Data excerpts

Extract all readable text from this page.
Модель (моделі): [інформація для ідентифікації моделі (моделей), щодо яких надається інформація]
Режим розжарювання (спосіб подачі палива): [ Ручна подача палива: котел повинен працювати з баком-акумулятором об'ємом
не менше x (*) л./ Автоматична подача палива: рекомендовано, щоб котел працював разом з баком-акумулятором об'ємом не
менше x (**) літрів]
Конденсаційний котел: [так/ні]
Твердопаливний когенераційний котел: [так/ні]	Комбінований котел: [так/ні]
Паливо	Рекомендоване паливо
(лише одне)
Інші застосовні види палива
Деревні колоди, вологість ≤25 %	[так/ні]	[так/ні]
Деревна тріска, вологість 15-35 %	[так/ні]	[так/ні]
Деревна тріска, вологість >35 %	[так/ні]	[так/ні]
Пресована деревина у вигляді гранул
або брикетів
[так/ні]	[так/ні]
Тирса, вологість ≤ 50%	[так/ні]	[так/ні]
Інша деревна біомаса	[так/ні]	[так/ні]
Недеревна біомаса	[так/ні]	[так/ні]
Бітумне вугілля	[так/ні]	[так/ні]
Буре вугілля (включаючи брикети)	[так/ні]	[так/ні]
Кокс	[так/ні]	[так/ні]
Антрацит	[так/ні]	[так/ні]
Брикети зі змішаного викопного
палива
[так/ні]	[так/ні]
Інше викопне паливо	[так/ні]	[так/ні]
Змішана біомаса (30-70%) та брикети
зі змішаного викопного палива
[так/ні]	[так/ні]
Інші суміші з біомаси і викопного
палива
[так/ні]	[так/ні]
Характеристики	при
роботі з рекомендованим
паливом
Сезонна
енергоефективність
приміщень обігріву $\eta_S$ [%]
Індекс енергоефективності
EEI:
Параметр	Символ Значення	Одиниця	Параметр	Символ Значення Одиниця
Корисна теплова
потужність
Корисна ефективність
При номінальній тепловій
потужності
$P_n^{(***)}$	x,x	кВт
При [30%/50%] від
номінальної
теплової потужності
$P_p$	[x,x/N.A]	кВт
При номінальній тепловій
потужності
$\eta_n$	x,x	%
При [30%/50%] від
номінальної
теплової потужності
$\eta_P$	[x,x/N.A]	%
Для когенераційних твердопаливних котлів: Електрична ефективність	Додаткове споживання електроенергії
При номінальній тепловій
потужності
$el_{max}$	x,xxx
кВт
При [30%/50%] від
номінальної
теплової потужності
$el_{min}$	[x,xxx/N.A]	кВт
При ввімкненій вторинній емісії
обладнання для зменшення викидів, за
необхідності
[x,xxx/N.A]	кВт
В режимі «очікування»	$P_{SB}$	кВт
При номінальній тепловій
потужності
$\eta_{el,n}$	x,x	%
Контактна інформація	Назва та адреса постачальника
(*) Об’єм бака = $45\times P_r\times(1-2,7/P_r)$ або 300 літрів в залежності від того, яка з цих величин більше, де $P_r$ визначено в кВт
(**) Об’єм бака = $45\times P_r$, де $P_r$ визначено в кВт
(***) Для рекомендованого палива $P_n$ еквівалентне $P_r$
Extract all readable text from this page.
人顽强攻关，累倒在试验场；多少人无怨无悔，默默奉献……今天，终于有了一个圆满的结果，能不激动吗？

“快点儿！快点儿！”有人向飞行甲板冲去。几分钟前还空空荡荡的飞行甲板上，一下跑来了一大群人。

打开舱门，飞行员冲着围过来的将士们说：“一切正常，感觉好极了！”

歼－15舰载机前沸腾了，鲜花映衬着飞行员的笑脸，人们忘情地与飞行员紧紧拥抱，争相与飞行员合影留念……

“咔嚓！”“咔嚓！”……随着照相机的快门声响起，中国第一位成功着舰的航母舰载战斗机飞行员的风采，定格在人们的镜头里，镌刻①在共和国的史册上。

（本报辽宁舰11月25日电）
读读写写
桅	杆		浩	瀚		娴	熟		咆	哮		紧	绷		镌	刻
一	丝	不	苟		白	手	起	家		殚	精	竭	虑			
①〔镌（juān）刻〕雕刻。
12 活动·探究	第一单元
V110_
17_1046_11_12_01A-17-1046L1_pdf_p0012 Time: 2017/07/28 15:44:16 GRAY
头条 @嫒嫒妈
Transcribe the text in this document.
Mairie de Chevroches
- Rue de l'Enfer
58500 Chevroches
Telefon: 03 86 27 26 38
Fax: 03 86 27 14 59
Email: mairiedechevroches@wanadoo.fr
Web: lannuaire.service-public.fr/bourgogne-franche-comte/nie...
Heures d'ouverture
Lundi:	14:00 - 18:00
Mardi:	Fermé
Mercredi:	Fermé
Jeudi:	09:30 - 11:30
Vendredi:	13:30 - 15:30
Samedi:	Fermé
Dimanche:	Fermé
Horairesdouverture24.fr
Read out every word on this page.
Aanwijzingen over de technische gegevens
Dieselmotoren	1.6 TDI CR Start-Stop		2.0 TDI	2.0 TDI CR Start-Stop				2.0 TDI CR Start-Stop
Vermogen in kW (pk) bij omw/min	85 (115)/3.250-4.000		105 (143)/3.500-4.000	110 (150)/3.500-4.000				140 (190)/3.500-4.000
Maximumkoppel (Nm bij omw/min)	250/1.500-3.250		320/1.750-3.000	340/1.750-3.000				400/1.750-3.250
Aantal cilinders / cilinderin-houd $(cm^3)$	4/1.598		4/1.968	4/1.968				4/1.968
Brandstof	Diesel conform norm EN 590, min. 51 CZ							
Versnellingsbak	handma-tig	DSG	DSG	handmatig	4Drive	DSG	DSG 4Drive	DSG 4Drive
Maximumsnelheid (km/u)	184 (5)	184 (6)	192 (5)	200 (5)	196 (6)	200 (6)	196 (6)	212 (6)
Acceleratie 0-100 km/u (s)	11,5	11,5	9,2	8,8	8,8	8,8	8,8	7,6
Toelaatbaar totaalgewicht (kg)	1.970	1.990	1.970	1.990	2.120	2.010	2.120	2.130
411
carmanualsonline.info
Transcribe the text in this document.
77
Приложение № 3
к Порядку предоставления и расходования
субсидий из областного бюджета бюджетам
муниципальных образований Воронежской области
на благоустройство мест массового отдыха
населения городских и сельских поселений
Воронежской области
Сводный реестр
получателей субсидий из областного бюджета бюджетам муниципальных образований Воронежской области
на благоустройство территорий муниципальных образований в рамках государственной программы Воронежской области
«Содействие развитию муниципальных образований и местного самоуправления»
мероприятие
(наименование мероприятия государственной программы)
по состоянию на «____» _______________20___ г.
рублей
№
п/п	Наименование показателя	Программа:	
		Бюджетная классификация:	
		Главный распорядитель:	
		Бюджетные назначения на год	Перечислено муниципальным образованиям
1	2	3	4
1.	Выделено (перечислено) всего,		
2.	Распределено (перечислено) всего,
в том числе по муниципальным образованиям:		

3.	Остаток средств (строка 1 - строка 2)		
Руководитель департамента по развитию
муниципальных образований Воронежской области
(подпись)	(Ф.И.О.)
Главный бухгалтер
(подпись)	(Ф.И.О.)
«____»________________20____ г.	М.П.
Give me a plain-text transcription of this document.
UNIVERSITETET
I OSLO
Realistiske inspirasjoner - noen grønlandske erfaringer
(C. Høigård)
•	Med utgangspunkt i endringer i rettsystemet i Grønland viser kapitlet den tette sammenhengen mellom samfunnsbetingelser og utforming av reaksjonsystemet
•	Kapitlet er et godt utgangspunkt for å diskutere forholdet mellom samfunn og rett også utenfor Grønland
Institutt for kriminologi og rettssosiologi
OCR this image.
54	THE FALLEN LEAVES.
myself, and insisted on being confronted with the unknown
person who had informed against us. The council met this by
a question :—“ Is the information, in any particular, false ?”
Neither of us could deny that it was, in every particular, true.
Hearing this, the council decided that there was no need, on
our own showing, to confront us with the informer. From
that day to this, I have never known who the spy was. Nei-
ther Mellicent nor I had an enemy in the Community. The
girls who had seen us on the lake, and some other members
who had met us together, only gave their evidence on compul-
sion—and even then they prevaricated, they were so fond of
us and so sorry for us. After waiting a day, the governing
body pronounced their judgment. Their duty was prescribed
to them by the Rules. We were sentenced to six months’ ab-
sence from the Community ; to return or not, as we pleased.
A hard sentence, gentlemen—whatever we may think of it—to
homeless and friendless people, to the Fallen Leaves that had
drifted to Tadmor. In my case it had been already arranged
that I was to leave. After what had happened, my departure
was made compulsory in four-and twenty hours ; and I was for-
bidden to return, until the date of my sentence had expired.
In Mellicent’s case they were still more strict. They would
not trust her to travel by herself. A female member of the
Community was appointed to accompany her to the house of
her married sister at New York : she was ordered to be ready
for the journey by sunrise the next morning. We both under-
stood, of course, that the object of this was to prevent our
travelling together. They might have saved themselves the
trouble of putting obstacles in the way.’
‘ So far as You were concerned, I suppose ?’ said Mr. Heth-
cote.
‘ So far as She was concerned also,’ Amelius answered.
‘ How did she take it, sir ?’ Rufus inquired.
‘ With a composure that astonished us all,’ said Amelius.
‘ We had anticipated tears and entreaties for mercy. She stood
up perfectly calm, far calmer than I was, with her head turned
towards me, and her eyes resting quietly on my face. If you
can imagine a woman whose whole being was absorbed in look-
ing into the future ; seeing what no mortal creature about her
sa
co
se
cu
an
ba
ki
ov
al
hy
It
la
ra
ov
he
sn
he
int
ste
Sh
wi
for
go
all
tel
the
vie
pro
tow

__Problem to work on__: Pick each line holding the word "інформація" out of the listing.

__Answer to the task__:
Модель (моделі): [інформація для ідентифікації моделі (моделей), щодо яких надається інформація]
Контактна інформація	Назва та адреса постачальника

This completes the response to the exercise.